What is expected:
All of the records listed below should be retyped exactly.

Dataset excerpt:
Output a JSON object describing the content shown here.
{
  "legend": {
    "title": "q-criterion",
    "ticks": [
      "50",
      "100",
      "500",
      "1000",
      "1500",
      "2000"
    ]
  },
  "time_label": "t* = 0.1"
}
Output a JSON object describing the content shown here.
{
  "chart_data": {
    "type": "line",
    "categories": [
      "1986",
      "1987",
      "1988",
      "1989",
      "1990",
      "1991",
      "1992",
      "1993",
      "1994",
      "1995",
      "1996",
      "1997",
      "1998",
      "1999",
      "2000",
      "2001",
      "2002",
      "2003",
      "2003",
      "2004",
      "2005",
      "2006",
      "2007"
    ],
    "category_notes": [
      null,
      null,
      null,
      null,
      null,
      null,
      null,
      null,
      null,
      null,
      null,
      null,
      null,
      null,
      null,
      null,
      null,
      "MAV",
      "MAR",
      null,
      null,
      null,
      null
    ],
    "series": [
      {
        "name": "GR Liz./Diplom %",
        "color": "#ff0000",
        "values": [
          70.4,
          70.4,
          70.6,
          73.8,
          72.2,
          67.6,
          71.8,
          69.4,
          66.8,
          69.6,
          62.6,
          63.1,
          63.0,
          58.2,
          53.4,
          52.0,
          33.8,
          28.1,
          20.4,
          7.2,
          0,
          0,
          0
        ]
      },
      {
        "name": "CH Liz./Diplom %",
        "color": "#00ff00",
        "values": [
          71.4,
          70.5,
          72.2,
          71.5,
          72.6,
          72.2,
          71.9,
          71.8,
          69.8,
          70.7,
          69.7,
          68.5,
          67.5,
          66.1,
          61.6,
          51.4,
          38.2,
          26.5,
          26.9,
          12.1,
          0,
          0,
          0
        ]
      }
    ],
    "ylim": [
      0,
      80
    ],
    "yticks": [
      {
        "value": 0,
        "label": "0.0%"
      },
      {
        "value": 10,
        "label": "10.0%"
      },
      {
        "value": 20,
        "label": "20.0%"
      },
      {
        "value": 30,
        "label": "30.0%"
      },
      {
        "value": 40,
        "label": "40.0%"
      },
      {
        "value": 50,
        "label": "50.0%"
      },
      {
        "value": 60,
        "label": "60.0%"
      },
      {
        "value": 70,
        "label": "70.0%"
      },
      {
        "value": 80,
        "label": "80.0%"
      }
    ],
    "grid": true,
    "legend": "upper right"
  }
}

The completed task:
Output a JSON object describing the content shown here.
{
  "legend": {
    "title": "q-criterion",
    "ticks": [
      "50",
      "100",
      "500",
      "1000",
      "1500",
      "2000"
    ]
  },
  "time_label": "t* = 0.1"
}
Output a JSON object describing the content shown here.
{
  "chart_data": {
    "type": "line",
    "categories": [
      "1986",
      "1987",
      "1988",
      "1989",
      "1990",
      "1991",
      "1992",
      "1993",
      "1994",
      "1995",
      "1996",
      "1997",
      "1998",
      "1999",
      "2000",
      "2001",
      "2002",
      "2003",
      "2003",
      "2004",
      "2005",
      "2006",
      "2007"
    ],
    "category_notes": [
      null,
      null,
      null,
      null,
      null,
      null,
      null,
      null,
      null,
      null,
      null,
      null,
      null,
      null,
      null,
      null,
      null,
      "MAV",
      "MAR",
      null,
      null,
      null,
      null
    ],
    "series": [
      {
        "name": "GR Liz./Diplom %",
        "color": "#ff0000",
        "values": [
          70.4,
          70.4,
          70.6,
          73.8,
          72.2,
          67.6,
          71.8,
          69.4,
          66.8,
          69.6,
          62.6,
          63.1,
          63.0,
          58.2,
          53.4,
          52.0,
          33.8,
          28.1,
          20.4,
          7.2,
          0,
          0,
          0
        ]
      },
      {
        "name": "CH Liz./Diplom %",
        "color": "#00ff00",
        "values": [
          71.4,
          70.5,
          72.2,
          71.5,
          72.6,
          72.2,
          71.9,
          71.8,
          69.8,
          70.7,
          69.7,
          68.5,
          67.5,
          66.1,
          61.6,
          51.4,
          38.2,
          26.5,
          26.9,
          12.1,
          0,
          0,
          0
        ]
      }
    ],
    "ylim": [
      0,
      80
    ],
    "yticks": [
      {
        "value": 0,
        "label": "0.0%"
      },
      {
        "value": 10,
        "label": "10.0%"
      },
      {
        "value": 20,
        "label": "20.0%"
      },
      {
        "value": 30,
        "label": "30.0%"
      },
      {
        "value": 40,
        "label": "40.0%"
      },
      {
        "value": 50,
        "label": "50.0%"
      },
      {
        "value": 60,
        "label": "60.0%"
      },
      {
        "value": 70,
        "label": "70.0%"
      },
      {
        "value": 80,
        "label": "80.0%"
      }
    ],
    "grid": true,
    "legend": "upper right"
  }
}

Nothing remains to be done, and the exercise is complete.